◆ Stored data entries
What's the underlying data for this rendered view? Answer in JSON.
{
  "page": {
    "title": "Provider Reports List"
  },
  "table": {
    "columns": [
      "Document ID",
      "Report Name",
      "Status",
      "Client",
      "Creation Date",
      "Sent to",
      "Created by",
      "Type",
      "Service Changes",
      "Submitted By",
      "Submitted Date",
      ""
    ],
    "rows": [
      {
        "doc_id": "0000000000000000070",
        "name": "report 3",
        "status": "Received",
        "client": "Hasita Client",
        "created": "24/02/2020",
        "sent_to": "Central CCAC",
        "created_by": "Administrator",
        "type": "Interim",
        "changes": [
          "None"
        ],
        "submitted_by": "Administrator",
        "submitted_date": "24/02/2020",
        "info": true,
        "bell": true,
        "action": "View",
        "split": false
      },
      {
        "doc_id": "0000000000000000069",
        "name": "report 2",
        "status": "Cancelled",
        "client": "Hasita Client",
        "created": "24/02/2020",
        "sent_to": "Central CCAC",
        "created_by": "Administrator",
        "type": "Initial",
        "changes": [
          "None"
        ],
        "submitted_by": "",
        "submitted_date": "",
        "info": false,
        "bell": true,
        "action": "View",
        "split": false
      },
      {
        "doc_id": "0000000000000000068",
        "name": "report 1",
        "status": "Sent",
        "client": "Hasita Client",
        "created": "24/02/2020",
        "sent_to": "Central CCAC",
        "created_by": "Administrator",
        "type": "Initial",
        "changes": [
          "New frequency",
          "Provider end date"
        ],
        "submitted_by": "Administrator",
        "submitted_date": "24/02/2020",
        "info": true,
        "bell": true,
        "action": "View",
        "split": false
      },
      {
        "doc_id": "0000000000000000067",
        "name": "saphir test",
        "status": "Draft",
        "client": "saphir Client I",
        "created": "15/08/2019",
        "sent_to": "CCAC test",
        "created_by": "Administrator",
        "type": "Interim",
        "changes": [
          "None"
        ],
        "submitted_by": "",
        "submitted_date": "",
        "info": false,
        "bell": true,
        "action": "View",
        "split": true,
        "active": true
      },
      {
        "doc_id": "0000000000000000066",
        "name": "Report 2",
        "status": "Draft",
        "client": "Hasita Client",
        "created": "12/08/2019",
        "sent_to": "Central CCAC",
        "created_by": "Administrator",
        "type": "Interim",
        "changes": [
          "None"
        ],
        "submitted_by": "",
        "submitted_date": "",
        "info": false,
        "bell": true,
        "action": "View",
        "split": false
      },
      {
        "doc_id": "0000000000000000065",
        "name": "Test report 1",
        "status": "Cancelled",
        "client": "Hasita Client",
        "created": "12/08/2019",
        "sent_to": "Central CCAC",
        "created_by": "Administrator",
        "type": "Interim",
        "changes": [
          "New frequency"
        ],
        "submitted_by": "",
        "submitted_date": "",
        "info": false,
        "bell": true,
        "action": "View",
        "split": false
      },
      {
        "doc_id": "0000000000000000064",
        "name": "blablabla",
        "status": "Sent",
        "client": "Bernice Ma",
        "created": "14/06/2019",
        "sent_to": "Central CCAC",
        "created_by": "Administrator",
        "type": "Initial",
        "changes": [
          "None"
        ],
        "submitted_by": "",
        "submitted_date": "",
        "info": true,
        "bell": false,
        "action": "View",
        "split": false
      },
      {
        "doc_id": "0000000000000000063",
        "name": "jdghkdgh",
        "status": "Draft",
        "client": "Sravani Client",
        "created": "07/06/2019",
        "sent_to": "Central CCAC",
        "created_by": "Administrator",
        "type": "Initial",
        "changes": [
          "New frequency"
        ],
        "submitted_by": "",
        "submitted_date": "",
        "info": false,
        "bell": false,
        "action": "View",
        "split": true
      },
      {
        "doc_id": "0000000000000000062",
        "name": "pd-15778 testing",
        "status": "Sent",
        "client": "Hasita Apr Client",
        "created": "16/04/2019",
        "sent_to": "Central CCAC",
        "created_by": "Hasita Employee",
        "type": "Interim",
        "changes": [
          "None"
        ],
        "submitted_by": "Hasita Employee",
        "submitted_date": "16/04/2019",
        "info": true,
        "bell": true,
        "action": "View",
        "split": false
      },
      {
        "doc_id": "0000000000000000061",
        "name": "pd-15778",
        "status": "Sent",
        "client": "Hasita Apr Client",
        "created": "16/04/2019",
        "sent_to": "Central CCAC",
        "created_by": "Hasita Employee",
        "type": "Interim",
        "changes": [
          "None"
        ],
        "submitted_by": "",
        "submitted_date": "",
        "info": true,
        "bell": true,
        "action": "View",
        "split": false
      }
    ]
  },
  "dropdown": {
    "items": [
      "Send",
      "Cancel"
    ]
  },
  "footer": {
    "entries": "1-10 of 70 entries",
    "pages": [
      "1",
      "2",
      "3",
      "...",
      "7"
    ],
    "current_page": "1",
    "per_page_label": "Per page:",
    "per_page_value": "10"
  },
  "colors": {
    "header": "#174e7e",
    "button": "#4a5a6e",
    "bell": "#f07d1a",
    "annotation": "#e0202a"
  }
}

◆ SHORT TASK
Transcribe all the entries, keeping each one exactly as it is.

◆ SOLUTION TO THE PROBLEM
What's the underlying data for this rendered view? Answer in JSON.
{
  "page": {
    "title": "Provider Reports List"
  },
  "table": {
    "columns": [
      "Document ID",
      "Report Name",
      "Status",
      "Client",
      "Creation Date",
      "Sent to",
      "Created by",
      "Type",
      "Service Changes",
      "Submitted By",
      "Submitted Date",
      ""
    ],
    "rows": [
      {
        "doc_id": "0000000000000000070",
        "name": "report 3",
        "status": "Received",
        "client": "Hasita Client",
        "created": "24/02/2020",
        "sent_to": "Central CCAC",
        "created_by": "Administrator",
        "type": "Interim",
        "changes": [
          "None"
        ],
        "submitted_by": "Administrator",
        "submitted_date": "24/02/2020",
        "info": true,
        "bell": true,
        "action": "View",
        "split": false
      },
      {
        "doc_id": "0000000000000000069",
        "name": "report 2",
        "status": "Cancelled",
        "client": "Hasita Client",
        "created": "24/02/2020",
        "sent_to": "Central CCAC",
        "created_by": "Administrator",
        "type": "Initial",
        "changes": [
          "None"
        ],
        "submitted_by": "",
        "submitted_date": "",
        "info": false,
        "bell": true,
        "action": "View",
        "split": false
      },
      {
        "doc_id": "0000000000000000068",
        "name": "report 1",
        "status": "Sent",
        "client": "Hasita Client",
        "created": "24/02/2020",
        "sent_to": "Central CCAC",
        "created_by": "Administrator",
        "type": "Initial",
        "changes": [
          "New frequency",
          "Provider end date"
        ],
        "submitted_by": "Administrator",
        "submitted_date": "24/02/2020",
        "info": true,
        "bell": true,
        "action": "View",
        "split": false
      },
      {
        "doc_id": "0000000000000000067",
        "name": "saphir test",
        "status": "Draft",
        "client": "saphir Client I",
        "created": "15/08/2019",
        "sent_to": "CCAC test",
        "created_by": "Administrator",
        "type": "Interim",
        "changes": [
          "None"
        ],
        "submitted_by": "",
        "submitted_date": "",
        "info": false,
        "bell": true,
        "action": "View",
        "split": true,
        "active": true
      },
      {
        "doc_id": "0000000000000000066",
        "name": "Report 2",
        "status": "Draft",
        "client": "Hasita Client",
        "created": "12/08/2019",
        "sent_to": "Central CCAC",
        "created_by": "Administrator",
        "type": "Interim",
        "changes": [
          "None"
        ],
        "submitted_by": "",
        "submitted_date": "",
        "info": false,
        "bell": true,
        "action": "View",
        "split": false
      },
      {
        "doc_id": "0000000000000000065",
        "name": "Test report 1",
        "status": "Cancelled",
        "client": "Hasita Client",
        "created": "12/08/2019",
        "sent_to": "Central CCAC",
        "created_by": "Administrator",
        "type": "Interim",
        "changes": [
          "New frequency"
        ],
        "submitted_by": "",
        "submitted_date": "",
        "info": false,
        "bell": true,
        "action": "View",
        "split": false
      },
      {
        "doc_id": "0000000000000000064",
        "name": "blablabla",
        "status": "Sent",
        "client": "Bernice Ma",
        "created": "14/06/2019",
        "sent_to": "Central CCAC",
        "created_by": "Administrator",
        "type": "Initial",
        "changes": [
          "None"
        ],
        "submitted_by": "",
        "submitted_date": "",
        "info": true,
        "bell": false,
        "action": "View",
        "split": false
      },
      {
        "doc_id": "0000000000000000063",
        "name": "jdghkdgh",
        "status": "Draft",
        "client": "Sravani Client",
        "created": "07/06/2019",
        "sent_to": "Central CCAC",
        "created_by": "Administrator",
        "type": "Initial",
        "changes": [
          "New frequency"
        ],
        "submitted_by": "",
        "submitted_date": "",
        "info": false,
        "bell": false,
        "action": "View",
        "split": true
      },
      {
        "doc_id": "0000000000000000062",
        "name": "pd-15778 testing",
        "status": "Sent",
        "client": "Hasita Apr Client",
        "created": "16/04/2019",
        "sent_to": "Central CCAC",
        "created_by": "Hasita Employee",
        "type": "Interim",
        "changes": [
          "None"
        ],
        "submitted_by": "Hasita Employee",
        "submitted_date": "16/04/2019",
        "info": true,
        "bell": true,
        "action": "View",
        "split": false
      },
      {
        "doc_id": "0000000000000000061",
        "name": "pd-15778",
        "status": "Sent",
        "client": "Hasita Apr Client",
        "created": "16/04/2019",
        "sent_to": "Central CCAC",
        "created_by": "Hasita Employee",
        "type": "Interim",
        "changes": [
          "None"
        ],
        "submitted_by": "",
        "submitted_date": "",
        "info": true,
        "bell": true,
        "action": "View",
        "split": false
      }
    ]
  },
  "dropdown": {
    "items": [
      "Send",
      "Cancel"
    ]
  },
  "footer": {
    "entries": "1-10 of 70 entries",
    "pages": [
      "1",
      "2",
      "3",
      "...",
      "7"
    ],
    "current_page": "1",
    "per_page_label": "Per page:",
    "per_page_value": "10"
  },
  "colors": {
    "header": "#174e7e",
    "button": "#4a5a6e",
    "bell": "#f07d1a",
    "annotation": "#e0202a"
  }
}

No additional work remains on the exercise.